• [Task description]
Return each line of the material verbatim.

• [Records for the task]
------
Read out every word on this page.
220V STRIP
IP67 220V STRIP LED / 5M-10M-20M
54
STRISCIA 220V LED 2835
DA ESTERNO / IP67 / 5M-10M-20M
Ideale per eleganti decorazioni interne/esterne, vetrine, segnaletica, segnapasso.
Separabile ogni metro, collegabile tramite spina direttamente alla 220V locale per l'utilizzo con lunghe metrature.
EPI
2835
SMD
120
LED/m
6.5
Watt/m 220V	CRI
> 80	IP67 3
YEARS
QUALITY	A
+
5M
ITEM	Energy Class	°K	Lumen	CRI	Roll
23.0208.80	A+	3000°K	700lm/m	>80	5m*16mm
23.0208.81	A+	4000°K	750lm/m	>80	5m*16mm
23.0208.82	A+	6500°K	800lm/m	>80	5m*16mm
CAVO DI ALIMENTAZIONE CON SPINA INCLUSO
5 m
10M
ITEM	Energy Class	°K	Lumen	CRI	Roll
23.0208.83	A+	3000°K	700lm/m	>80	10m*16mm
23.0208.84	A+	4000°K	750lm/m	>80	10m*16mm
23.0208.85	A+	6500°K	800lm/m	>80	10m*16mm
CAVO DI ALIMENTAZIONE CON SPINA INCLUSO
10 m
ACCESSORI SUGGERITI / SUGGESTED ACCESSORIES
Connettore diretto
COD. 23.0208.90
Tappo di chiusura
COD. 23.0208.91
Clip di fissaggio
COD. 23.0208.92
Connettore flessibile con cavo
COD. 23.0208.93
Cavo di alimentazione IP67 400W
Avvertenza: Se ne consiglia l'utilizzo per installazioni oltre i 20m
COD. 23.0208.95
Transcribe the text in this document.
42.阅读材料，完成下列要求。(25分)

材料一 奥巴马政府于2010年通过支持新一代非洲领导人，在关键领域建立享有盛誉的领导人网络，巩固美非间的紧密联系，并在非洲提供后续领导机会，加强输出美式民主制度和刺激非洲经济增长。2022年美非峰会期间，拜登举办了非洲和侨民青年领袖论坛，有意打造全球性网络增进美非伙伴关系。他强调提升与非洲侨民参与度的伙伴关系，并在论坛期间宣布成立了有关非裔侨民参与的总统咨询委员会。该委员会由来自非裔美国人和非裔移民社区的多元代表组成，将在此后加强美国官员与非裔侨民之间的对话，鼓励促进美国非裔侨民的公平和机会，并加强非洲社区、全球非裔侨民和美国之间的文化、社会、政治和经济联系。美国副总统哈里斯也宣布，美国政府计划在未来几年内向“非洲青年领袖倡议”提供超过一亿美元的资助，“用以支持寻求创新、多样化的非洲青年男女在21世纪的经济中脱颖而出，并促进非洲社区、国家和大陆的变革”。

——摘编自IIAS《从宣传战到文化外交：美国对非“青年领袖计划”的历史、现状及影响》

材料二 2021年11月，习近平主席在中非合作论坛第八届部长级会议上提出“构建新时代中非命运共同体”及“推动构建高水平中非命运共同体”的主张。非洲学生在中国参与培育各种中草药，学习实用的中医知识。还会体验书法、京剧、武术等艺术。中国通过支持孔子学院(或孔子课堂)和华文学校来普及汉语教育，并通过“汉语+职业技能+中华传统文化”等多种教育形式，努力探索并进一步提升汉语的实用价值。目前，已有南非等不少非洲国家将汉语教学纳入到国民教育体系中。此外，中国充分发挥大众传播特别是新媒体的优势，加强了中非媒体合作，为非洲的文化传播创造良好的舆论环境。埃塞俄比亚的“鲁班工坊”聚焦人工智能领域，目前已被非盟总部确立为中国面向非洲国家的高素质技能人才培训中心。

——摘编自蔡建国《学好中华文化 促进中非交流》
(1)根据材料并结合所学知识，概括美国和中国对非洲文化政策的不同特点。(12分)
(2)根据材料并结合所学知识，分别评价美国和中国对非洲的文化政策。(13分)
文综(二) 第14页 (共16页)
------
• [Full solution]
Read out every word on this page.
220V STRIP
IP67 220V STRIP LED / 5M-10M-20M
54
STRISCIA 220V LED 2835
DA ESTERNO / IP67 / 5M-10M-20M
Ideale per eleganti decorazioni interne/esterne, vetrine, segnaletica, segnapasso.
Separabile ogni metro, collegabile tramite spina direttamente alla 220V locale per l'utilizzo con lunghe metrature.
EPI
2835
SMD
120
LED/m
6.5
Watt/m 220V	CRI
> 80	IP67 3
YEARS
QUALITY	A
+
5M
ITEM	Energy Class	°K	Lumen	CRI	Roll
23.0208.80	A+	3000°K	700lm/m	>80	5m*16mm
23.0208.81	A+	4000°K	750lm/m	>80	5m*16mm
23.0208.82	A+	6500°K	800lm/m	>80	5m*16mm
CAVO DI ALIMENTAZIONE CON SPINA INCLUSO
5 m
10M
ITEM	Energy Class	°K	Lumen	CRI	Roll
23.0208.83	A+	3000°K	700lm/m	>80	10m*16mm
23.0208.84	A+	4000°K	750lm/m	>80	10m*16mm
23.0208.85	A+	6500°K	800lm/m	>80	10m*16mm
CAVO DI ALIMENTAZIONE CON SPINA INCLUSO
10 m
ACCESSORI SUGGERITI / SUGGESTED ACCESSORIES
Connettore diretto
COD. 23.0208.90
Tappo di chiusura
COD. 23.0208.91
Clip di fissaggio
COD. 23.0208.92
Connettore flessibile con cavo
COD. 23.0208.93
Cavo di alimentazione IP67 400W
Avvertenza: Se ne consiglia l'utilizzo per installazioni oltre i 20m
COD. 23.0208.95
Transcribe the text in this document.
42.阅读材料，完成下列要求。(25分)

材料一 奥巴马政府于2010年通过支持新一代非洲领导人，在关键领域建立享有盛誉的领导人网络，巩固美非间的紧密联系，并在非洲提供后续领导机会，加强输出美式民主制度和刺激非洲经济增长。2022年美非峰会期间，拜登举办了非洲和侨民青年领袖论坛，有意打造全球性网络增进美非伙伴关系。他强调提升与非洲侨民参与度的伙伴关系，并在论坛期间宣布成立了有关非裔侨民参与的总统咨询委员会。该委员会由来自非裔美国人和非裔移民社区的多元代表组成，将在此后加强美国官员与非裔侨民之间的对话，鼓励促进美国非裔侨民的公平和机会，并加强非洲社区、全球非裔侨民和美国之间的文化、社会、政治和经济联系。美国副总统哈里斯也宣布，美国政府计划在未来几年内向“非洲青年领袖倡议”提供超过一亿美元的资助，“用以支持寻求创新、多样化的非洲青年男女在21世纪的经济中脱颖而出，并促进非洲社区、国家和大陆的变革”。

——摘编自IIAS《从宣传战到文化外交：美国对非“青年领袖计划”的历史、现状及影响》

材料二 2021年11月，习近平主席在中非合作论坛第八届部长级会议上提出“构建新时代中非命运共同体”及“推动构建高水平中非命运共同体”的主张。非洲学生在中国参与培育各种中草药，学习实用的中医知识。还会体验书法、京剧、武术等艺术。中国通过支持孔子学院(或孔子课堂)和华文学校来普及汉语教育，并通过“汉语+职业技能+中华传统文化”等多种教育形式，努力探索并进一步提升汉语的实用价值。目前，已有南非等不少非洲国家将汉语教学纳入到国民教育体系中。此外，中国充分发挥大众传播特别是新媒体的优势，加强了中非媒体合作，为非洲的文化传播创造良好的舆论环境。埃塞俄比亚的“鲁班工坊”聚焦人工智能领域，目前已被非盟总部确立为中国面向非洲国家的高素质技能人才培训中心。

——摘编自蔡建国《学好中华文化 促进中非交流》
(1)根据材料并结合所学知识，概括美国和中国对非洲文化政策的不同特点。(12分)
(2)根据材料并结合所学知识，分别评价美国和中国对非洲的文化政策。(13分)
文综(二) 第14页 (共16页)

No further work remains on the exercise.